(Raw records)
========================================
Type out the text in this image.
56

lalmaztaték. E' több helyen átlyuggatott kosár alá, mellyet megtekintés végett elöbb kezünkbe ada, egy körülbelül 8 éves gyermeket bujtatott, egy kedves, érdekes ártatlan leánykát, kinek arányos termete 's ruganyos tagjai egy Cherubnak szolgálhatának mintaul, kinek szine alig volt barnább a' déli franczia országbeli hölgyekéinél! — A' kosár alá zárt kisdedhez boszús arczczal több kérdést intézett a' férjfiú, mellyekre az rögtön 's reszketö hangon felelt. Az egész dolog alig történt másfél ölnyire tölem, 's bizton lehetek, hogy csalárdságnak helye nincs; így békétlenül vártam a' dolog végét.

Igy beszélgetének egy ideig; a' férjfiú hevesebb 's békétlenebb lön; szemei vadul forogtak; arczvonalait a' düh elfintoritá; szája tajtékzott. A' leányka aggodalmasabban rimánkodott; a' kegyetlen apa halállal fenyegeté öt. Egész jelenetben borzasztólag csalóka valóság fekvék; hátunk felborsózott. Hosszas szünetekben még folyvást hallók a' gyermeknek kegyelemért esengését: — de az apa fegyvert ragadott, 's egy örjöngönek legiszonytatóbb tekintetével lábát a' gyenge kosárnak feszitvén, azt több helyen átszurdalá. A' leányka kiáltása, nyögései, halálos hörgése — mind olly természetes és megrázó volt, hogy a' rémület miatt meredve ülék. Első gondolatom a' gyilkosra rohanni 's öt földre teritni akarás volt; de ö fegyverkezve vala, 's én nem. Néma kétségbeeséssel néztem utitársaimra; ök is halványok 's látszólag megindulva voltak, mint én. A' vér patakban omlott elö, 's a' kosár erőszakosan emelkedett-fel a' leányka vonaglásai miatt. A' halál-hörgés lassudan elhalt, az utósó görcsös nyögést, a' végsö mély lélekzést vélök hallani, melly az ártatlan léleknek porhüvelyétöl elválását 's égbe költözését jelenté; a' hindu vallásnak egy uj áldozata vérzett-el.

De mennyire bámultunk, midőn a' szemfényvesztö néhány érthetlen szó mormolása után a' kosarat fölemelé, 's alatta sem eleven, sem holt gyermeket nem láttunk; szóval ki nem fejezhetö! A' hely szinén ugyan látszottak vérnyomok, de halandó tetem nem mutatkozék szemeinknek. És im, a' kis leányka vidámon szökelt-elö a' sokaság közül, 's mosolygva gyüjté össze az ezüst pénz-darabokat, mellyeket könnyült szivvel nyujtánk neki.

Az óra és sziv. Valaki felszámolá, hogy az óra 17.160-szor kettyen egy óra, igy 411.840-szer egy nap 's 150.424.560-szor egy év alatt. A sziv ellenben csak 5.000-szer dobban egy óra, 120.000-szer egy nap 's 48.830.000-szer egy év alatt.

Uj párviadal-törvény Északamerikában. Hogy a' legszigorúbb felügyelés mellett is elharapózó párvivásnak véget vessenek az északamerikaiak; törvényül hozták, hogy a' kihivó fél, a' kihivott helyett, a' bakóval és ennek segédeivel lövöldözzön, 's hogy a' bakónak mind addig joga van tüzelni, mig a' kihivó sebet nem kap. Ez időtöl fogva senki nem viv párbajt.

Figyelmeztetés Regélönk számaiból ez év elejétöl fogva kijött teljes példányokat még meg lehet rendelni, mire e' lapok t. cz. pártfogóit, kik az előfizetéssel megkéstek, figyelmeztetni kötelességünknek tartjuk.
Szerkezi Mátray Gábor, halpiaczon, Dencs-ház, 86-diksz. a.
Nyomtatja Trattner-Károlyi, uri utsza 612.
========================================
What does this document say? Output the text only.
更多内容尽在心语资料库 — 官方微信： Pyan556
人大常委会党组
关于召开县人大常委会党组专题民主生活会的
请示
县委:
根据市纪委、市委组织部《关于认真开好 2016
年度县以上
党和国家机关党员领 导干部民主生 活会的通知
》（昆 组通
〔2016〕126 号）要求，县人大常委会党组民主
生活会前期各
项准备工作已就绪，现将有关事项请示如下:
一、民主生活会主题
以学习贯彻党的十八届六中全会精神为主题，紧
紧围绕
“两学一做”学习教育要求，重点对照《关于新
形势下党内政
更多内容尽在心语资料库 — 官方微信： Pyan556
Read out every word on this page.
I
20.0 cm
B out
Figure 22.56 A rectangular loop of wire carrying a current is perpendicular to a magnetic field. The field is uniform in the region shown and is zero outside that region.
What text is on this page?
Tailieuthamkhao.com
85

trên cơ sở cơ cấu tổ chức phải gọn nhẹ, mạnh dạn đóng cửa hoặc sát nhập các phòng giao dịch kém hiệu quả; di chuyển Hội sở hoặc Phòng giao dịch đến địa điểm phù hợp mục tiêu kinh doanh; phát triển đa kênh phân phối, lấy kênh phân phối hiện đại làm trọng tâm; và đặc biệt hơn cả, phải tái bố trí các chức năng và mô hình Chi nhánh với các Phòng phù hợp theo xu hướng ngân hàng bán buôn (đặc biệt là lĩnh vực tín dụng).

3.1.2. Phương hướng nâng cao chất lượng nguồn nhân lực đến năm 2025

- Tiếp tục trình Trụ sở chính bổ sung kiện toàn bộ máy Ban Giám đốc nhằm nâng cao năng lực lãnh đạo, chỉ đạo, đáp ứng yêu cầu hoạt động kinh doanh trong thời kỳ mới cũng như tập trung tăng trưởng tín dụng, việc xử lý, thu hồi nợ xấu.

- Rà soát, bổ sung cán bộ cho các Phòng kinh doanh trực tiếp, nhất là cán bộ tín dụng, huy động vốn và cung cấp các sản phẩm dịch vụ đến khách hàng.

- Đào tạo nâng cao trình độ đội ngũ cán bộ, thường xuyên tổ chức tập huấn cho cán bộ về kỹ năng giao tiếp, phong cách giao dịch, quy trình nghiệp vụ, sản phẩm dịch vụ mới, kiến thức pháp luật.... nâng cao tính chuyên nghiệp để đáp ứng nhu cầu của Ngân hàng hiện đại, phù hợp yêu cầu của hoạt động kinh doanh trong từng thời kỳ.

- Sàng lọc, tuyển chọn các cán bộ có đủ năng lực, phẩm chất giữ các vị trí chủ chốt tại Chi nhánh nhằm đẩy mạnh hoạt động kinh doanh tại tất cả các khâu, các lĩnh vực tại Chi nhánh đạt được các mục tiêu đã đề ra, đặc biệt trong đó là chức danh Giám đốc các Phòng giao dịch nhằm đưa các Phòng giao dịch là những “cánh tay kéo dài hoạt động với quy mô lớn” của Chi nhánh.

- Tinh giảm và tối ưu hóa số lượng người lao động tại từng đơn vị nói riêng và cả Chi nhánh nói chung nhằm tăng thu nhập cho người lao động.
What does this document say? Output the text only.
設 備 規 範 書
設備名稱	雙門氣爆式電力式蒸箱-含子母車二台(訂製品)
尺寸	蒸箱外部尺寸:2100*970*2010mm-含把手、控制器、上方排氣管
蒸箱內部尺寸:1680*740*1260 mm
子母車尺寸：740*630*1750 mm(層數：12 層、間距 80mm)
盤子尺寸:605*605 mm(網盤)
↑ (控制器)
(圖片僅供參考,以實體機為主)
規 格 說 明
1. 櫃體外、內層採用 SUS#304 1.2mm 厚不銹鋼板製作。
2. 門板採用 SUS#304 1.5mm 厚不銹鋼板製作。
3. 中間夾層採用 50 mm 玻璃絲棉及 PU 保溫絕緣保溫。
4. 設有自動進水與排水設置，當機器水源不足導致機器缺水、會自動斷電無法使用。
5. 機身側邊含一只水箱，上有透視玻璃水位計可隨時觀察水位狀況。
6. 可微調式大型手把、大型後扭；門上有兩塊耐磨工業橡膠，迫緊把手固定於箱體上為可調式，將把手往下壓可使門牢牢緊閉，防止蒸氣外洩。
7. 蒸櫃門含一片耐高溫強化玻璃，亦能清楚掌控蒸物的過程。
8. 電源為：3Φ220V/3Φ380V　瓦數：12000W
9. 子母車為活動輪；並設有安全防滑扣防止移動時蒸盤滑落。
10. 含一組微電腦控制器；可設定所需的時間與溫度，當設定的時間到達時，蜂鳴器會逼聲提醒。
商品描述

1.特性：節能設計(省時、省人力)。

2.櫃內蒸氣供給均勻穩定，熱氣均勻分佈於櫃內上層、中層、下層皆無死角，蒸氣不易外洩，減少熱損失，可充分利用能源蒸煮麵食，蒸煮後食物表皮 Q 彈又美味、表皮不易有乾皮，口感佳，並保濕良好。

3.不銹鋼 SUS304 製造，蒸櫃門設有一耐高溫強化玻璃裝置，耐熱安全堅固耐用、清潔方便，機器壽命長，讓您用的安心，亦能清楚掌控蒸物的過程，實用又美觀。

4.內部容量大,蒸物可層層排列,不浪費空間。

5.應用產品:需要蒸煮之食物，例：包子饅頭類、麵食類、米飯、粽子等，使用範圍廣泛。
========================================
▶ **Task brief**: From the entries, copy out each line containing the word "tiêu".

▶ **Answer for the task**:
trên cơ sở cơ cấu tổ chức phải gọn nhẹ, mạnh dạn đóng cửa hoặc sát nhập các phòng giao dịch kém hiệu quả; di chuyển Hội sở hoặc Phòng giao dịch đến địa điểm phù hợp mục tiêu kinh doanh; phát triển đa kênh phân phối, lấy kênh phân phối hiện đại làm trọng tâm; và đặc biệt hơn cả, phải tái bố trí các chức năng và mô hình Chi nhánh với các Phòng phù hợp theo xu hướng ngân hàng bán buôn (đặc biệt là lĩnh vực tín dụng).
- Sàng lọc, tuyển chọn các cán bộ có đủ năng lực, phẩm chất giữ các vị trí chủ chốt tại Chi nhánh nhằm đẩy mạnh hoạt động kinh doanh tại tất cả các khâu, các lĩnh vực tại Chi nhánh đạt được các mục tiêu đã đề ra, đặc biệt trong đó là chức danh Giám đốc các Phòng giao dịch nhằm đưa các Phòng giao dịch là những “cánh tay kéo dài hoạt động với quy mô lớn” của Chi nhánh.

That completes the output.